» **Given instruction**
Each line of the material below should be reproduced exactly.

» **Information shown**
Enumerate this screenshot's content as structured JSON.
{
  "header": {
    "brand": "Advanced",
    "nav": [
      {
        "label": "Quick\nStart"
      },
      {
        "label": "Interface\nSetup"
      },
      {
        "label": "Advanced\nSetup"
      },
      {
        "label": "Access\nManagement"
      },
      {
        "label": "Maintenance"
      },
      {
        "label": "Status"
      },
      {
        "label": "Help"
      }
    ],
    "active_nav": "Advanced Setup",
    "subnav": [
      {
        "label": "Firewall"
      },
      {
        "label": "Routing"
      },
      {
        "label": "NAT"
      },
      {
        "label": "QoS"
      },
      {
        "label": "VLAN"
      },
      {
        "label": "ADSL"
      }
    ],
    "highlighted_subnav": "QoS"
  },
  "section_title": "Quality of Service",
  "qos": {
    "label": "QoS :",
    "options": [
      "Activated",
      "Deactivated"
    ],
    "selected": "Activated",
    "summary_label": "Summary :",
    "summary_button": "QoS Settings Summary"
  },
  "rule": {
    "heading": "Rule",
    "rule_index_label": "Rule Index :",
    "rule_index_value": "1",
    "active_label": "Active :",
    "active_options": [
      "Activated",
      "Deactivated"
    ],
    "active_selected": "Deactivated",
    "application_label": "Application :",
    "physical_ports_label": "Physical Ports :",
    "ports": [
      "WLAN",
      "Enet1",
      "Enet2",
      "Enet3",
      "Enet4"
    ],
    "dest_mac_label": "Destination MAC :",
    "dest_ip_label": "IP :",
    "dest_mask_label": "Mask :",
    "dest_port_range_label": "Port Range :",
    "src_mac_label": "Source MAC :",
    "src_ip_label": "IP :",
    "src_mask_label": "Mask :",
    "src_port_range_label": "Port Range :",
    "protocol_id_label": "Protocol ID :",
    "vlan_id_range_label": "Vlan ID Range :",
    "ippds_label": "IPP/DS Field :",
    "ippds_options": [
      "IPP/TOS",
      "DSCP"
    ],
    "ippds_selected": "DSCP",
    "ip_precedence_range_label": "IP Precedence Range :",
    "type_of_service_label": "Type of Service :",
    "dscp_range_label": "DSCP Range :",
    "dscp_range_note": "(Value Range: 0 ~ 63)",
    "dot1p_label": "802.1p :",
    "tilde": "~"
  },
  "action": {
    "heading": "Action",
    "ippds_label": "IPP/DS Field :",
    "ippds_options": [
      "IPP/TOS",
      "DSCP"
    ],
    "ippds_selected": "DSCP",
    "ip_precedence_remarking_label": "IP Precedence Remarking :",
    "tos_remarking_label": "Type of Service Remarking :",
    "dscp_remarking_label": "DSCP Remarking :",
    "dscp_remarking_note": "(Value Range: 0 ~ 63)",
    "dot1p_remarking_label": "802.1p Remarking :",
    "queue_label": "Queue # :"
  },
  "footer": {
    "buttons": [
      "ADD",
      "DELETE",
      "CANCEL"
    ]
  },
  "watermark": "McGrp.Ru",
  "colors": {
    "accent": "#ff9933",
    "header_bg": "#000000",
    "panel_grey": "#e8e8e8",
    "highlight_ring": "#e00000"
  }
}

» **Exercise output**
Enumerate this screenshot's content as structured JSON.
{
  "header": {
    "brand": "Advanced",
    "nav": [
      {
        "label": "Quick\nStart"
      },
      {
        "label": "Interface\nSetup"
      },
      {
        "label": "Advanced\nSetup"
      },
      {
        "label": "Access\nManagement"
      },
      {
        "label": "Maintenance"
      },
      {
        "label": "Status"
      },
      {
        "label": "Help"
      }
    ],
    "active_nav": "Advanced Setup",
    "subnav": [
      {
        "label": "Firewall"
      },
      {
        "label": "Routing"
      },
      {
        "label": "NAT"
      },
      {
        "label": "QoS"
      },
      {
        "label": "VLAN"
      },
      {
        "label": "ADSL"
      }
    ],
    "highlighted_subnav": "QoS"
  },
  "section_title": "Quality of Service",
  "qos": {
    "label": "QoS :",
    "options": [
      "Activated",
      "Deactivated"
    ],
    "selected": "Activated",
    "summary_label": "Summary :",
    "summary_button": "QoS Settings Summary"
  },
  "rule": {
    "heading": "Rule",
    "rule_index_label": "Rule Index :",
    "rule_index_value": "1",
    "active_label": "Active :",
    "active_options": [
      "Activated",
      "Deactivated"
    ],
    "active_selected": "Deactivated",
    "application_label": "Application :",
    "physical_ports_label": "Physical Ports :",
    "ports": [
      "WLAN",
      "Enet1",
      "Enet2",
      "Enet3",
      "Enet4"
    ],
    "dest_mac_label": "Destination MAC :",
    "dest_ip_label": "IP :",
    "dest_mask_label": "Mask :",
    "dest_port_range_label": "Port Range :",
    "src_mac_label": "Source MAC :",
    "src_ip_label": "IP :",
    "src_mask_label": "Mask :",
    "src_port_range_label": "Port Range :",
    "protocol_id_label": "Protocol ID :",
    "vlan_id_range_label": "Vlan ID Range :",
    "ippds_label": "IPP/DS Field :",
    "ippds_options": [
      "IPP/TOS",
      "DSCP"
    ],
    "ippds_selected": "DSCP",
    "ip_precedence_range_label": "IP Precedence Range :",
    "type_of_service_label": "Type of Service :",
    "dscp_range_label": "DSCP Range :",
    "dscp_range_note": "(Value Range: 0 ~ 63)",
    "dot1p_label": "802.1p :",
    "tilde": "~"
  },
  "action": {
    "heading": "Action",
    "ippds_label": "IPP/DS Field :",
    "ippds_options": [
      "IPP/TOS",
      "DSCP"
    ],
    "ippds_selected": "DSCP",
    "ip_precedence_remarking_label": "IP Precedence Remarking :",
    "tos_remarking_label": "Type of Service Remarking :",
    "dscp_remarking_label": "DSCP Remarking :",
    "dscp_remarking_note": "(Value Range: 0 ~ 63)",
    "dot1p_remarking_label": "802.1p Remarking :",
    "queue_label": "Queue # :"
  },
  "footer": {
    "buttons": [
      "ADD",
      "DELETE",
      "CANCEL"
    ]
  },
  "watermark": "McGrp.Ru",
  "colors": {
    "accent": "#ff9933",
    "header_bg": "#000000",
    "panel_grey": "#e8e8e8",
    "highlight_ring": "#e00000"
  }
}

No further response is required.